WHAT THIS TASK INVOLVES
Without the pictures, return each record as it appears.
◇ ◇ ◇
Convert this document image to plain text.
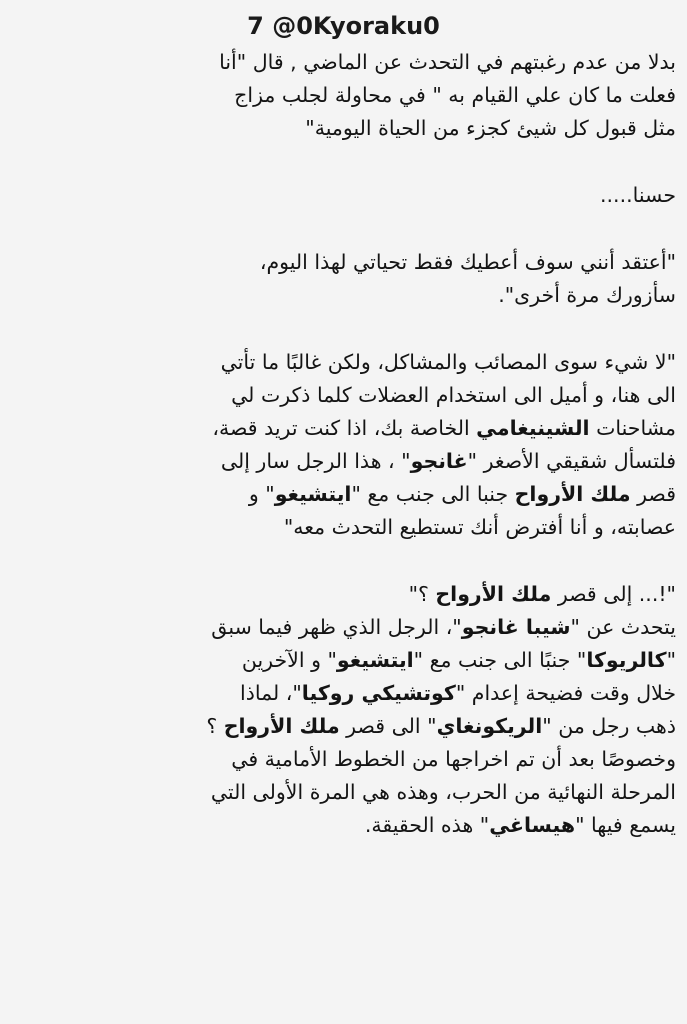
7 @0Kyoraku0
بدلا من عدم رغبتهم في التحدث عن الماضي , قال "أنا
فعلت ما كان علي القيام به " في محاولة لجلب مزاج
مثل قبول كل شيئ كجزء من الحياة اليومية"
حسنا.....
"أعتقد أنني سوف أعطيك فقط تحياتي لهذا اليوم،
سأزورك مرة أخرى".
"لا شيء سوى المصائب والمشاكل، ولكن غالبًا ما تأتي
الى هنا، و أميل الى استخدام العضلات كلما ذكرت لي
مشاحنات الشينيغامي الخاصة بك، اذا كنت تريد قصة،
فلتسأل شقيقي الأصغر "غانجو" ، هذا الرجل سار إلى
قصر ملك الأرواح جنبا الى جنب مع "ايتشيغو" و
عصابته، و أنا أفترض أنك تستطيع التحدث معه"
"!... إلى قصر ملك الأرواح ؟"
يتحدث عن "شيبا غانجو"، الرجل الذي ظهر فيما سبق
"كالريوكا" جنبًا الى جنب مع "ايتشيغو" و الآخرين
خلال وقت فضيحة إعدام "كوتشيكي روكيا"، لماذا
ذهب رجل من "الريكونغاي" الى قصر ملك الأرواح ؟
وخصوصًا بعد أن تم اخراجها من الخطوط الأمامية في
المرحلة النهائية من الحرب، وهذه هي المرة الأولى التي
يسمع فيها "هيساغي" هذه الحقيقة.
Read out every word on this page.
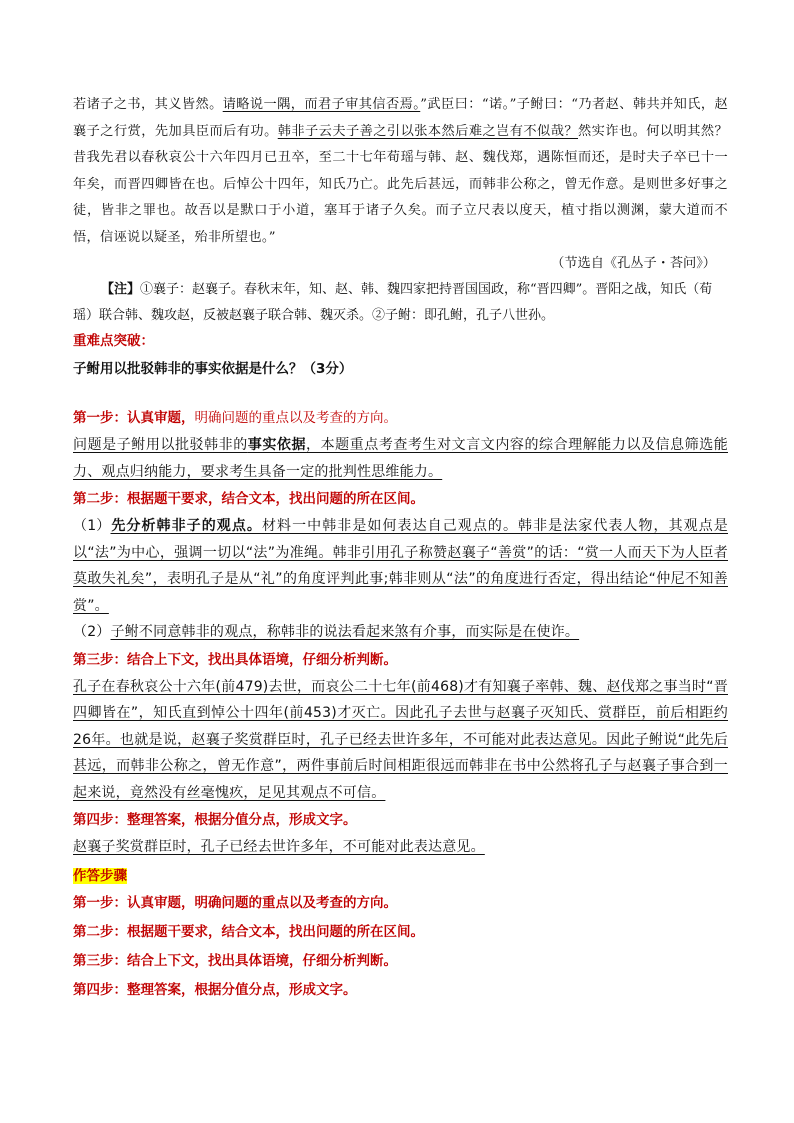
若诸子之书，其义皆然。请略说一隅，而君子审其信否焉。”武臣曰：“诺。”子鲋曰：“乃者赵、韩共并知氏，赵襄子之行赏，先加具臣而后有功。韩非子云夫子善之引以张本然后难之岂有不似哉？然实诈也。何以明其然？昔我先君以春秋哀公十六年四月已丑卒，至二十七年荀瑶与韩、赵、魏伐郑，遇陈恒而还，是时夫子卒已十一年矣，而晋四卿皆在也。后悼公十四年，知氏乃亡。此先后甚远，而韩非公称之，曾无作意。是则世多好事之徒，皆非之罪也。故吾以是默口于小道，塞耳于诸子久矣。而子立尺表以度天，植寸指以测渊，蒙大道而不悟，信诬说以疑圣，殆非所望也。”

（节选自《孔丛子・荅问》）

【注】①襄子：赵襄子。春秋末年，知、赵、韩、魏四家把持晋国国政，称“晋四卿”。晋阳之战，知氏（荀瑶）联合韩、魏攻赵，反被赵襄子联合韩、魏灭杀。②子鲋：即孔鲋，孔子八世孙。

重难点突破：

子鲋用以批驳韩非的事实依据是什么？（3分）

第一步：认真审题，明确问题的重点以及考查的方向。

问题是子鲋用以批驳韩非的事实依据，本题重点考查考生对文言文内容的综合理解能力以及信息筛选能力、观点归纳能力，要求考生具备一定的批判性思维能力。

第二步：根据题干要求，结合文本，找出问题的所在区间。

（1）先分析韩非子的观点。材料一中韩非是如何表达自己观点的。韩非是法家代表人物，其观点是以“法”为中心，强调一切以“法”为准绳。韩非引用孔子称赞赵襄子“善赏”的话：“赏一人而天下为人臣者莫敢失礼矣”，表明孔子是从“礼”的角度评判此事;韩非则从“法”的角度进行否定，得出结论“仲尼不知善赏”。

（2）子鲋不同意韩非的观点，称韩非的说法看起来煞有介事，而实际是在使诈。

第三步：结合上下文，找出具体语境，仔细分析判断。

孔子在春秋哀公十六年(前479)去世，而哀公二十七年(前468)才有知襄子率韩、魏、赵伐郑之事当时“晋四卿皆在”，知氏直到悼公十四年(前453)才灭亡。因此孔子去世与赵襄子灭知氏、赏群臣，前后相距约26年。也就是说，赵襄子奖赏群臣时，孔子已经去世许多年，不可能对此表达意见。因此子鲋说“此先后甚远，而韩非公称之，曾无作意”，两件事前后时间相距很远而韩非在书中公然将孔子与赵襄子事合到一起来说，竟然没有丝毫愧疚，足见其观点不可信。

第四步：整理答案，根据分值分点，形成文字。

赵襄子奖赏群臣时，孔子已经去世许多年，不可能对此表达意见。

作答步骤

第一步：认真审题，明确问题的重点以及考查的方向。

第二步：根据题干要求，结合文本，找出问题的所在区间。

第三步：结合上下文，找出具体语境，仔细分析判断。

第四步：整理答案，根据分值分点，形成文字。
◇ ◇ ◇
FULL RESPONSE
Convert this document image to plain text.
7 @0Kyoraku0
بدلا من عدم رغبتهم في التحدث عن الماضي , قال "أنا
فعلت ما كان علي القيام به " في محاولة لجلب مزاج
مثل قبول كل شيئ كجزء من الحياة اليومية"
حسنا.....
"أعتقد أنني سوف أعطيك فقط تحياتي لهذا اليوم،
سأزورك مرة أخرى".
"لا شيء سوى المصائب والمشاكل، ولكن غالبًا ما تأتي
الى هنا، و أميل الى استخدام العضلات كلما ذكرت لي
مشاحنات الشينيغامي الخاصة بك، اذا كنت تريد قصة،
فلتسأل شقيقي الأصغر "غانجو" ، هذا الرجل سار إلى
قصر ملك الأرواح جنبا الى جنب مع "ايتشيغو" و
عصابته، و أنا أفترض أنك تستطيع التحدث معه"
"!... إلى قصر ملك الأرواح ؟"
يتحدث عن "شيبا غانجو"، الرجل الذي ظهر فيما سبق
"كالريوكا" جنبًا الى جنب مع "ايتشيغو" و الآخرين
خلال وقت فضيحة إعدام "كوتشيكي روكيا"، لماذا
ذهب رجل من "الريكونغاي" الى قصر ملك الأرواح ؟
وخصوصًا بعد أن تم اخراجها من الخطوط الأمامية في
المرحلة النهائية من الحرب، وهذه هي المرة الأولى التي
يسمع فيها "هيساغي" هذه الحقيقة.
Read out every word on this page.
若诸子之书，其义皆然。请略说一隅，而君子审其信否焉。”武臣曰：“诺。”子鲋曰：“乃者赵、韩共并知氏，赵襄子之行赏，先加具臣而后有功。韩非子云夫子善之引以张本然后难之岂有不似哉？然实诈也。何以明其然？昔我先君以春秋哀公十六年四月已丑卒，至二十七年荀瑶与韩、赵、魏伐郑，遇陈恒而还，是时夫子卒已十一年矣，而晋四卿皆在也。后悼公十四年，知氏乃亡。此先后甚远，而韩非公称之，曾无作意。是则世多好事之徒，皆非之罪也。故吾以是默口于小道，塞耳于诸子久矣。而子立尺表以度天，植寸指以测渊，蒙大道而不悟，信诬说以疑圣，殆非所望也。”

（节选自《孔丛子・荅问》）

【注】①襄子：赵襄子。春秋末年，知、赵、韩、魏四家把持晋国国政，称“晋四卿”。晋阳之战，知氏（荀瑶）联合韩、魏攻赵，反被赵襄子联合韩、魏灭杀。②子鲋：即孔鲋，孔子八世孙。

重难点突破：

子鲋用以批驳韩非的事实依据是什么？（3分）

第一步：认真审题，明确问题的重点以及考查的方向。

问题是子鲋用以批驳韩非的事实依据，本题重点考查考生对文言文内容的综合理解能力以及信息筛选能力、观点归纳能力，要求考生具备一定的批判性思维能力。

第二步：根据题干要求，结合文本，找出问题的所在区间。

（1）先分析韩非子的观点。材料一中韩非是如何表达自己观点的。韩非是法家代表人物，其观点是以“法”为中心，强调一切以“法”为准绳。韩非引用孔子称赞赵襄子“善赏”的话：“赏一人而天下为人臣者莫敢失礼矣”，表明孔子是从“礼”的角度评判此事;韩非则从“法”的角度进行否定，得出结论“仲尼不知善赏”。

（2）子鲋不同意韩非的观点，称韩非的说法看起来煞有介事，而实际是在使诈。

第三步：结合上下文，找出具体语境，仔细分析判断。

孔子在春秋哀公十六年(前479)去世，而哀公二十七年(前468)才有知襄子率韩、魏、赵伐郑之事当时“晋四卿皆在”，知氏直到悼公十四年(前453)才灭亡。因此孔子去世与赵襄子灭知氏、赏群臣，前后相距约26年。也就是说，赵襄子奖赏群臣时，孔子已经去世许多年，不可能对此表达意见。因此子鲋说“此先后甚远，而韩非公称之，曾无作意”，两件事前后时间相距很远而韩非在书中公然将孔子与赵襄子事合到一起来说，竟然没有丝毫愧疚，足见其观点不可信。

第四步：整理答案，根据分值分点，形成文字。

赵襄子奖赏群臣时，孔子已经去世许多年，不可能对此表达意见。

作答步骤

第一步：认真审题，明确问题的重点以及考查的方向。

第二步：根据题干要求，结合文本，找出问题的所在区间。

第三步：结合上下文，找出具体语境，仔细分析判断。

第四步：整理答案，根据分值分点，形成文字。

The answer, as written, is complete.